**WHAT TO WORK ON:** Print the entries unchanged, from the first line through the line with "service-dropdown-value: Select service...", including both.

::::::

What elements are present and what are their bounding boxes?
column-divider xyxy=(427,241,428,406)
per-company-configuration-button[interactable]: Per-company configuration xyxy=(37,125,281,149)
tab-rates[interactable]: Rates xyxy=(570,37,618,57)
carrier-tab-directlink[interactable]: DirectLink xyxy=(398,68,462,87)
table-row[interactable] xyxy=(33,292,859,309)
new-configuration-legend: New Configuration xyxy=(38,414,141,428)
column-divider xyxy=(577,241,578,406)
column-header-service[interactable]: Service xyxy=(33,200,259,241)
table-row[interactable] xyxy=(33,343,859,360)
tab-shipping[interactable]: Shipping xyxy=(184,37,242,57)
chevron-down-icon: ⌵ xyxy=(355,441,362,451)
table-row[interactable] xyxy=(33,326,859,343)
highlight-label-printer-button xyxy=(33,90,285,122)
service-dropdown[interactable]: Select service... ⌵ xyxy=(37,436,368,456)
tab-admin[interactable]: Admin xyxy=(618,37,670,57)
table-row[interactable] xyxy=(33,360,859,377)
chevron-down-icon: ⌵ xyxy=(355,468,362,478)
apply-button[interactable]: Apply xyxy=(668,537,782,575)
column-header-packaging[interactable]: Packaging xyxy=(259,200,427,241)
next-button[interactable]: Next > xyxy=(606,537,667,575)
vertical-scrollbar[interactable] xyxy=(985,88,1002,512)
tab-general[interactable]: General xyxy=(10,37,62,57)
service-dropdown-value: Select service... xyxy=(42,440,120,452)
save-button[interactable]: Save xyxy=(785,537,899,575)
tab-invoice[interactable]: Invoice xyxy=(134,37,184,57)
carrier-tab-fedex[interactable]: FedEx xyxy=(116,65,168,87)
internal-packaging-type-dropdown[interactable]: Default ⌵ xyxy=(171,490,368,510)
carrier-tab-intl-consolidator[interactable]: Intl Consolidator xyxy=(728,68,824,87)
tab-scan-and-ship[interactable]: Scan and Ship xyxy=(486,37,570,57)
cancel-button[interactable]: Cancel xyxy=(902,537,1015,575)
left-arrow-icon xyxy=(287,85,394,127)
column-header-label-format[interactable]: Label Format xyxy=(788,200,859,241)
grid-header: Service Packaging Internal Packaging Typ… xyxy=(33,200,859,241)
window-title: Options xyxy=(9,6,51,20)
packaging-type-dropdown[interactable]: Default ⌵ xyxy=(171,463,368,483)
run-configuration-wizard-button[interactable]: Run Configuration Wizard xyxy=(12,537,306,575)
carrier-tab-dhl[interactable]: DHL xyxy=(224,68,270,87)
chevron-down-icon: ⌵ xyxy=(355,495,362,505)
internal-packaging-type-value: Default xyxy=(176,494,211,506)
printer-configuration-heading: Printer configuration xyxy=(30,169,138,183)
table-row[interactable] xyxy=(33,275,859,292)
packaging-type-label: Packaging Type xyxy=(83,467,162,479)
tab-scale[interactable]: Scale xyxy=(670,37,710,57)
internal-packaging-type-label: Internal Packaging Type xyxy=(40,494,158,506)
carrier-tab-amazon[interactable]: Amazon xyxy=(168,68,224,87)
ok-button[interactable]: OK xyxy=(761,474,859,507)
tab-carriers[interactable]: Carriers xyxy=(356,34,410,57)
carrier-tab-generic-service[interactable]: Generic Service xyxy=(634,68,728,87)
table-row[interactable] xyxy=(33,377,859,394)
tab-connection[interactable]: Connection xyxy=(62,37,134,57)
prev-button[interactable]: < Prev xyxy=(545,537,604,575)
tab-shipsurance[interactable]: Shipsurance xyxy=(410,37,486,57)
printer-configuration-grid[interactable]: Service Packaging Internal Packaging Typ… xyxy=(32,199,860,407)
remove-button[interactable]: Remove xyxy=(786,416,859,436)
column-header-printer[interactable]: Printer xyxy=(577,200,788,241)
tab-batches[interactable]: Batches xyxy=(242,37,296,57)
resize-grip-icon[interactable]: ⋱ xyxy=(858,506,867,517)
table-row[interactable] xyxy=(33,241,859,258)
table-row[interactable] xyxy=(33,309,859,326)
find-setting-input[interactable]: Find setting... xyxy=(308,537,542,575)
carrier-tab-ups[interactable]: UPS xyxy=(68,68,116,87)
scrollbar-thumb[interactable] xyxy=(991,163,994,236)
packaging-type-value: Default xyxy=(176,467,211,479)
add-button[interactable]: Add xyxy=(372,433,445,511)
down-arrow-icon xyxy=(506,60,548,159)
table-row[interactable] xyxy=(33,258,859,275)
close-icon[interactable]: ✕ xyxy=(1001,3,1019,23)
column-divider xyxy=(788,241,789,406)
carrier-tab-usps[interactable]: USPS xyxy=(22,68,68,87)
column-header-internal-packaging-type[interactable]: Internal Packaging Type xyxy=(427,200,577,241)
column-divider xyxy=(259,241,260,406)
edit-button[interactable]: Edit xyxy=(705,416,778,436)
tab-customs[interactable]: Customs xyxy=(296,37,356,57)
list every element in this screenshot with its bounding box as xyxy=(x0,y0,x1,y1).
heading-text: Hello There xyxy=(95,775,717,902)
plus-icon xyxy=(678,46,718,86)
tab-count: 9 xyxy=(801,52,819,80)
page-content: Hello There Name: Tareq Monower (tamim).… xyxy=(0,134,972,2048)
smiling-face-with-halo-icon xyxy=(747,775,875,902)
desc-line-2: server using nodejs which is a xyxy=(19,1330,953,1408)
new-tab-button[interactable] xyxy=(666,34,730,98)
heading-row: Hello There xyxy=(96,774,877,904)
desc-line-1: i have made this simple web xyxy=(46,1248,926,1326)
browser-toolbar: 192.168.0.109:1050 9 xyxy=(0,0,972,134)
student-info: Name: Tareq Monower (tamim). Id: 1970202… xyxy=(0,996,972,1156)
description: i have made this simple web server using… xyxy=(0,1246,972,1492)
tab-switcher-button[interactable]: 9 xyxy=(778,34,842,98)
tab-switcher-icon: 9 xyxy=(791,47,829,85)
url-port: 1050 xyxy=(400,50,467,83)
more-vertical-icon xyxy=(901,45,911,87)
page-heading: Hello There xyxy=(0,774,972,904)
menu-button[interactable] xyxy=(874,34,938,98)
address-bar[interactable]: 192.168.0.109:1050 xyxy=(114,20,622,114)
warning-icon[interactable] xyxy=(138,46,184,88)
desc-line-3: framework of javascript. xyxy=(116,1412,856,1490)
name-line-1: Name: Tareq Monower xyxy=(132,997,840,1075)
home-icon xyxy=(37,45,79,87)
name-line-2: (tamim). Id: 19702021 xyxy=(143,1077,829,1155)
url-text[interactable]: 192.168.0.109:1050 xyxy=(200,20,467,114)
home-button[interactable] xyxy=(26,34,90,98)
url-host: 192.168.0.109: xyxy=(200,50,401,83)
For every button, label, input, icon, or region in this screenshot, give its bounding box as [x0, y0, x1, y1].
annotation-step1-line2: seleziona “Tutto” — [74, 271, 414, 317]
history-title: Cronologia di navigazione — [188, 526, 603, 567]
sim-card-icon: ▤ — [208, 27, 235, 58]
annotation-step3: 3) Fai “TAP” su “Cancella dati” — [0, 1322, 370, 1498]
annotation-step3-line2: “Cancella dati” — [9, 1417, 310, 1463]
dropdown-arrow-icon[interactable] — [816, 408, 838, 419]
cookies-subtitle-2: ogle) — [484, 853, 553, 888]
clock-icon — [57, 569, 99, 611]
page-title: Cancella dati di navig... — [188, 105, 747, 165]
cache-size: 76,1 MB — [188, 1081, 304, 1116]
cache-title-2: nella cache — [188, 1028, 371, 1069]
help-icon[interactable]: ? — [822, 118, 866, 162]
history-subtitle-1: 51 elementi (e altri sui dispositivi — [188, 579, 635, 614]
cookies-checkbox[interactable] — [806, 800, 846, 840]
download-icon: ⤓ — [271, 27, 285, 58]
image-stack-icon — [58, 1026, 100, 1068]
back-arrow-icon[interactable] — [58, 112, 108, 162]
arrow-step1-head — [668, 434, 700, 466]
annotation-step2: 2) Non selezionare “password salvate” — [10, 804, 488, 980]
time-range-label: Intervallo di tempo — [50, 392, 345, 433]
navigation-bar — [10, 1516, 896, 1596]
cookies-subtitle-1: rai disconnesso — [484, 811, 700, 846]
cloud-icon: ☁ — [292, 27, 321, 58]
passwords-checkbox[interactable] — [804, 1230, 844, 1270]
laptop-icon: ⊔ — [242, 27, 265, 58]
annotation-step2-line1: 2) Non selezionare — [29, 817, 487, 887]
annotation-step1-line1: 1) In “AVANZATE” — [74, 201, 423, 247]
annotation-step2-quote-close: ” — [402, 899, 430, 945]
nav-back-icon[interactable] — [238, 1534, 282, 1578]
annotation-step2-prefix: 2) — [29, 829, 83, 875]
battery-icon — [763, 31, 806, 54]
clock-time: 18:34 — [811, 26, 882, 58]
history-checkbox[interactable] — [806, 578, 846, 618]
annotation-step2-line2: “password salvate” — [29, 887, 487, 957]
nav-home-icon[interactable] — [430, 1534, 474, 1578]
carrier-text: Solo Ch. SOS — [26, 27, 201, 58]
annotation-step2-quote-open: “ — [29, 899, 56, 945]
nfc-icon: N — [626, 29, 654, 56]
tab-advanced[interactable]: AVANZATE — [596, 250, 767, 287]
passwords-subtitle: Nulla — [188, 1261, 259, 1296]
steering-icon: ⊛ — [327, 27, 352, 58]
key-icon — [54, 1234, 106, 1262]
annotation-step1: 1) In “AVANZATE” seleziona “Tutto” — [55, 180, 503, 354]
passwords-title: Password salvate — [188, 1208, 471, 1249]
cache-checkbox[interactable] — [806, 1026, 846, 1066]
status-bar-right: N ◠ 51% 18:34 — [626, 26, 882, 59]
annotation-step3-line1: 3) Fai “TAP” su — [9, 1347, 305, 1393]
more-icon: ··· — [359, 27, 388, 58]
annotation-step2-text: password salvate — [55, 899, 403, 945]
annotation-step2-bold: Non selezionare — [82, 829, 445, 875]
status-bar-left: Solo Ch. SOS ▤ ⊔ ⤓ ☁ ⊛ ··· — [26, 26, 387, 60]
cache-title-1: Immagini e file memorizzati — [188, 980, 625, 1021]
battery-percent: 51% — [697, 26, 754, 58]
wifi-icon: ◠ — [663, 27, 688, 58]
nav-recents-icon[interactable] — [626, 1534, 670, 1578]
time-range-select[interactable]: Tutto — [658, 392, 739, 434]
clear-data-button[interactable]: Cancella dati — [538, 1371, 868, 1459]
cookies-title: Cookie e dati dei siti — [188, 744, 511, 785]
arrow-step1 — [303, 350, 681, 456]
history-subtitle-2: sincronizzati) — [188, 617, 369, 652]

::::::

**OUTPUT OF THE TASK:**
What elements are present and what are their bounding boxes?
column-divider xyxy=(427,241,428,406)
per-company-configuration-button[interactable]: Per-company configuration xyxy=(37,125,281,149)
tab-rates[interactable]: Rates xyxy=(570,37,618,57)
carrier-tab-directlink[interactable]: DirectLink xyxy=(398,68,462,87)
table-row[interactable] xyxy=(33,292,859,309)
new-configuration-legend: New Configuration xyxy=(38,414,141,428)
column-divider xyxy=(577,241,578,406)
column-header-service[interactable]: Service xyxy=(33,200,259,241)
table-row[interactable] xyxy=(33,343,859,360)
tab-shipping[interactable]: Shipping xyxy=(184,37,242,57)
chevron-down-icon: ⌵ xyxy=(355,441,362,451)
table-row[interactable] xyxy=(33,326,859,343)
highlight-label-printer-button xyxy=(33,90,285,122)
service-dropdown[interactable]: Select service... ⌵ xyxy=(37,436,368,456)
tab-admin[interactable]: Admin xyxy=(618,37,670,57)
table-row[interactable] xyxy=(33,360,859,377)
chevron-down-icon: ⌵ xyxy=(355,468,362,478)
apply-button[interactable]: Apply xyxy=(668,537,782,575)
column-header-packaging[interactable]: Packaging xyxy=(259,200,427,241)
next-button[interactable]: Next > xyxy=(606,537,667,575)
vertical-scrollbar[interactable] xyxy=(985,88,1002,512)
tab-general[interactable]: General xyxy=(10,37,62,57)
service-dropdown-value: Select service... xyxy=(42,440,120,452)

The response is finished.